## Records from a collection
==============================

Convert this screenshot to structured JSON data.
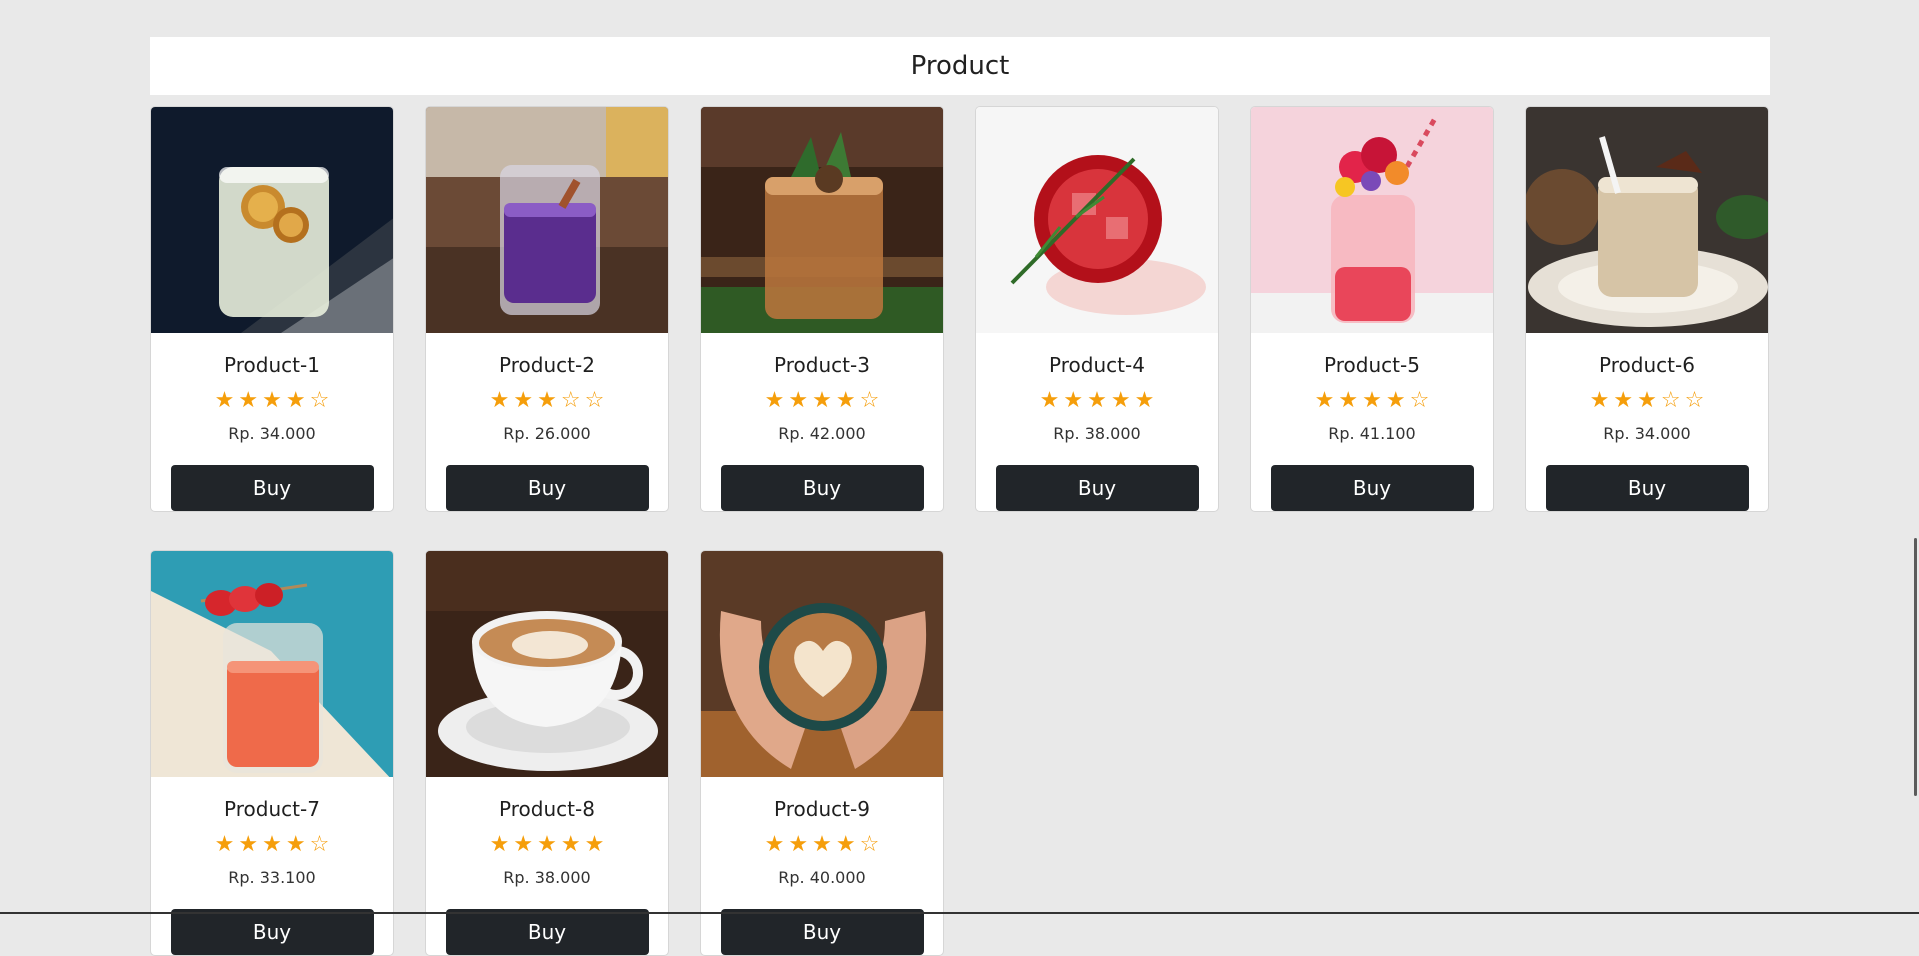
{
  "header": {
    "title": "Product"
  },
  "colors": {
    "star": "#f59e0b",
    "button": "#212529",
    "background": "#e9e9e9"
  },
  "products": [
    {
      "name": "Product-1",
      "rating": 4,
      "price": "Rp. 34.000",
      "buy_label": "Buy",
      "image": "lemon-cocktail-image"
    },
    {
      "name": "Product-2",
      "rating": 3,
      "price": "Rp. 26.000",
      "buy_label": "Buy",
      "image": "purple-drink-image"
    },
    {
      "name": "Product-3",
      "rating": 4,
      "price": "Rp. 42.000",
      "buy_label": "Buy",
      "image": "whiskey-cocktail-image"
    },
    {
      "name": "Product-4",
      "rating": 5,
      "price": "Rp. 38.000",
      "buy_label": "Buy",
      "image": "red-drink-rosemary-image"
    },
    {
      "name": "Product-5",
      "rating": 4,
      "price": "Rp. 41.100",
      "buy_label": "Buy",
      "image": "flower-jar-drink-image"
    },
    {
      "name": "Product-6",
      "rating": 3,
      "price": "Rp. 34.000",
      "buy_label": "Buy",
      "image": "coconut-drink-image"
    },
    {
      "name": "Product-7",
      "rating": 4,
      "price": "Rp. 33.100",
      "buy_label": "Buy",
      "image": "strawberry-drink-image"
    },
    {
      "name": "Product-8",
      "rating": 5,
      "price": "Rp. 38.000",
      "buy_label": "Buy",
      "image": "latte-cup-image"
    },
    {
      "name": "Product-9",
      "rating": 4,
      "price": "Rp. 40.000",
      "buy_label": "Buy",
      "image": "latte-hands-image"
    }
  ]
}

==============================

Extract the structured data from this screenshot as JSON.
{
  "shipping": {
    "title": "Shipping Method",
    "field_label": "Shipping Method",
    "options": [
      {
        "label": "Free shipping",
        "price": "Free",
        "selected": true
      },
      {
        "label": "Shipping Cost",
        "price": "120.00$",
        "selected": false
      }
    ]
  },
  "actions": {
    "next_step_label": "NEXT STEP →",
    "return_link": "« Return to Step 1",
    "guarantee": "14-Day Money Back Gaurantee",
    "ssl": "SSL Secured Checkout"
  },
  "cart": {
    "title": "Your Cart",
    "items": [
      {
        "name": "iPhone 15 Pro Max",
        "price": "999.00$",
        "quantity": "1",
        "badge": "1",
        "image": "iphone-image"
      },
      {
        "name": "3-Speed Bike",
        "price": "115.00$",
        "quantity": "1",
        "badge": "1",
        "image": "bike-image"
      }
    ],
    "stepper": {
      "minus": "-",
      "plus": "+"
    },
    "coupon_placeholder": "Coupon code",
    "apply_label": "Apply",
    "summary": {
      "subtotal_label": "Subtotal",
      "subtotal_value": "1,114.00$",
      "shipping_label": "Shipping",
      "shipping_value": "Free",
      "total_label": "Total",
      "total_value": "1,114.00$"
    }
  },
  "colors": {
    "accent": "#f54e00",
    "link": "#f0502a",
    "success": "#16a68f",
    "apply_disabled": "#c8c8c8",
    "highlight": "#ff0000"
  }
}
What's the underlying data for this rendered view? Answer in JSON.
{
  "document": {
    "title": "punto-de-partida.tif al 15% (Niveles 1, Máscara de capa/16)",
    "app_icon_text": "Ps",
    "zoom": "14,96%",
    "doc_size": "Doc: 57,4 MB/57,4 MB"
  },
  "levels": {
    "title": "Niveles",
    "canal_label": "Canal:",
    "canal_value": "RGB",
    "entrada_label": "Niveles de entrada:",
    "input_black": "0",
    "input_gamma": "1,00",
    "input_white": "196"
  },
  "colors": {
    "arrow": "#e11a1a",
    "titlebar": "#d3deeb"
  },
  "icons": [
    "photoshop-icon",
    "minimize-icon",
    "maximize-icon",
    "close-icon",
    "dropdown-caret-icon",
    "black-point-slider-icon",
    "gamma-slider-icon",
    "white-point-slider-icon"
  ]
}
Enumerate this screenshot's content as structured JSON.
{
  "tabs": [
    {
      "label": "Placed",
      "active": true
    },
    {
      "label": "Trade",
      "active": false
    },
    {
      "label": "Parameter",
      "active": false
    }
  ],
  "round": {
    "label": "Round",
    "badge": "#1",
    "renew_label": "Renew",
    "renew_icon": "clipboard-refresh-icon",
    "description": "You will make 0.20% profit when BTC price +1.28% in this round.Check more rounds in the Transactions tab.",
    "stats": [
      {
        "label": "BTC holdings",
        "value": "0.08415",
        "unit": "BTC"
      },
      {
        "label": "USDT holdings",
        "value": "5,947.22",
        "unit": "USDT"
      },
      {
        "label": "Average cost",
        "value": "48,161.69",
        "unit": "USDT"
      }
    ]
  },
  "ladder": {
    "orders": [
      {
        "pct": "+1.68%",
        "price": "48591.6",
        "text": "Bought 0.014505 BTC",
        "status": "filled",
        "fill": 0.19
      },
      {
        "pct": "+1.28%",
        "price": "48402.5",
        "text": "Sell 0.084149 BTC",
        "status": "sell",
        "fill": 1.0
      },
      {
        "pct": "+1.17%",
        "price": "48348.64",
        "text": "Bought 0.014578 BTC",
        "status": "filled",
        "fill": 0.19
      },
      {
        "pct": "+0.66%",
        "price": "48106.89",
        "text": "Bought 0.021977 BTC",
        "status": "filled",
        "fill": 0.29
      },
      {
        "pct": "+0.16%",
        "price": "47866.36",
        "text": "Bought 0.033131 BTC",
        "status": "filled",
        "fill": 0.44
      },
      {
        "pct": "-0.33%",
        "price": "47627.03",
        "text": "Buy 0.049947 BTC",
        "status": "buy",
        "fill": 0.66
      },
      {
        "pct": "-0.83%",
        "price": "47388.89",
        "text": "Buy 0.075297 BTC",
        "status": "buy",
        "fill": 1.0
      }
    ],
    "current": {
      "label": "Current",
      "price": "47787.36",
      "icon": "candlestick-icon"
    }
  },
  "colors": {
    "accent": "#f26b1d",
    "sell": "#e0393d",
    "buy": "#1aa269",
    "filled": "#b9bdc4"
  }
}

==============================

## STATED EXERCISE
List every line above that holds the word "image".

## WRITTEN REPLY
      "image": "lemon-cocktail-image"
      "image": "purple-drink-image"
      "image": "whiskey-cocktail-image"
      "image": "red-drink-rosemary-image"
      "image": "flower-jar-drink-image"
      "image": "coconut-drink-image"
      "image": "strawberry-drink-image"
      "image": "latte-cup-image"
      "image": "latte-hands-image"
        "image": "iphone-image"
        "image": "bike-image"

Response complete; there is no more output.